[Raw records]
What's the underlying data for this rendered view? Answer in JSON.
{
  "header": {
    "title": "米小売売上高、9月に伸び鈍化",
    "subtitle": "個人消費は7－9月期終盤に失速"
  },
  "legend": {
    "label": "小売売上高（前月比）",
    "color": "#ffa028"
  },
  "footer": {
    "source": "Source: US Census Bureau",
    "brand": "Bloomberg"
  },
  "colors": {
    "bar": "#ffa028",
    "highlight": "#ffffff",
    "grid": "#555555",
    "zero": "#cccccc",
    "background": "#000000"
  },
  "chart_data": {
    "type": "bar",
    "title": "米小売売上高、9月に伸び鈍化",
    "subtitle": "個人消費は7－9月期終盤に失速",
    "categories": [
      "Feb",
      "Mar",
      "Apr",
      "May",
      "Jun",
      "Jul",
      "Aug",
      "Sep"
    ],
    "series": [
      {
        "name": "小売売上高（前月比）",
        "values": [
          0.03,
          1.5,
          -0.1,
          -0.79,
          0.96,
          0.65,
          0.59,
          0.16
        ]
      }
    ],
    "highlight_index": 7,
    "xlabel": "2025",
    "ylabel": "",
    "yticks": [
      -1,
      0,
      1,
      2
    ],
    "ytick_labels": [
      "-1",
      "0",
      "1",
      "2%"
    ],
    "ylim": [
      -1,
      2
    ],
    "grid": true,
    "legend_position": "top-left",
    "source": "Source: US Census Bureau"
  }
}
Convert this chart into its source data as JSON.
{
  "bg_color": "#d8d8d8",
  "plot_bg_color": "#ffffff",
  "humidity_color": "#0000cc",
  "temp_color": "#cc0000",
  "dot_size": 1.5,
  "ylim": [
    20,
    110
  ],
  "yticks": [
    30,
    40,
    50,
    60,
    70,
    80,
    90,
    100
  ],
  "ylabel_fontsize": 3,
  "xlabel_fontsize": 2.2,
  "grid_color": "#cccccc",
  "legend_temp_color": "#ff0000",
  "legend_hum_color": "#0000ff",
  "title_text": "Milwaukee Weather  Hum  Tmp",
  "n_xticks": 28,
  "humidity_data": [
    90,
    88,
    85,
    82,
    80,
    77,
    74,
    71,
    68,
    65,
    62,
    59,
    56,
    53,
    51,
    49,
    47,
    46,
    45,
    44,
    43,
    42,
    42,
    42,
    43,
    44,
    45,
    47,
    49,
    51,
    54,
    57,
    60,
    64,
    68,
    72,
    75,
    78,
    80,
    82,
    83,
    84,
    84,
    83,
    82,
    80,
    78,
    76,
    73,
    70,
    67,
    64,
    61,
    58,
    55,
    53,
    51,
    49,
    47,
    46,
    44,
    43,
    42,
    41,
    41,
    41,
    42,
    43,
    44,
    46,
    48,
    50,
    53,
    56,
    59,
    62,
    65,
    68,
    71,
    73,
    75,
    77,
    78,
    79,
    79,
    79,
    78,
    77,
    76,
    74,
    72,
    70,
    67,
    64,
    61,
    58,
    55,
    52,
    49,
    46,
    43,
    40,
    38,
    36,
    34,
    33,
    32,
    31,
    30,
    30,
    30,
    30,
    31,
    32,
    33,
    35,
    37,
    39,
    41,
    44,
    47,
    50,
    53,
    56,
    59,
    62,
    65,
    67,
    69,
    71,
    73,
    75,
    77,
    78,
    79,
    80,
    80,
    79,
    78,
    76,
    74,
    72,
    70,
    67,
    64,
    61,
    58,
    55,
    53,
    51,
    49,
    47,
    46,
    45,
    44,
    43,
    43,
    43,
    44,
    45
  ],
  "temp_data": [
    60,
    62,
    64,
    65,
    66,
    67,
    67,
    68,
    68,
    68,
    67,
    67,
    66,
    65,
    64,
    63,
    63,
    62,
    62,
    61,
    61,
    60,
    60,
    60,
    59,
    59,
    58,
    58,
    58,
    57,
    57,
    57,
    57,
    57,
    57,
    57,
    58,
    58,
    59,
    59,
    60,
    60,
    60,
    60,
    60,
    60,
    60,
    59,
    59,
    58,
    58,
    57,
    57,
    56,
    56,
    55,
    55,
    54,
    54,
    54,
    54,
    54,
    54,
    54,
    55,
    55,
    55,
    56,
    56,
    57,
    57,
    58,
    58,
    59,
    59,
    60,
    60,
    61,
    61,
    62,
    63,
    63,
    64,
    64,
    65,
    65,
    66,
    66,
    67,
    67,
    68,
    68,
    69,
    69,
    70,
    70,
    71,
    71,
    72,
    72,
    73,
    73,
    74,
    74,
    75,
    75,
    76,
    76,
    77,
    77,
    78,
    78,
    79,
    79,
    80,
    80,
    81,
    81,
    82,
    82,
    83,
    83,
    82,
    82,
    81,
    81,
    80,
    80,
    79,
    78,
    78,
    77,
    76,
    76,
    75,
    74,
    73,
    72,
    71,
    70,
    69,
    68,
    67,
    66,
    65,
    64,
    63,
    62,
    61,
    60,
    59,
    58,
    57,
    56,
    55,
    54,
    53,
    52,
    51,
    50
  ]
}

TASK OBJECTIVE - Report each line in the preceding entries that holds the string "Census".

RESULT OF THIS TASK -
    "source": "Source: US Census Bureau",
    "source": "Source: US Census Bureau"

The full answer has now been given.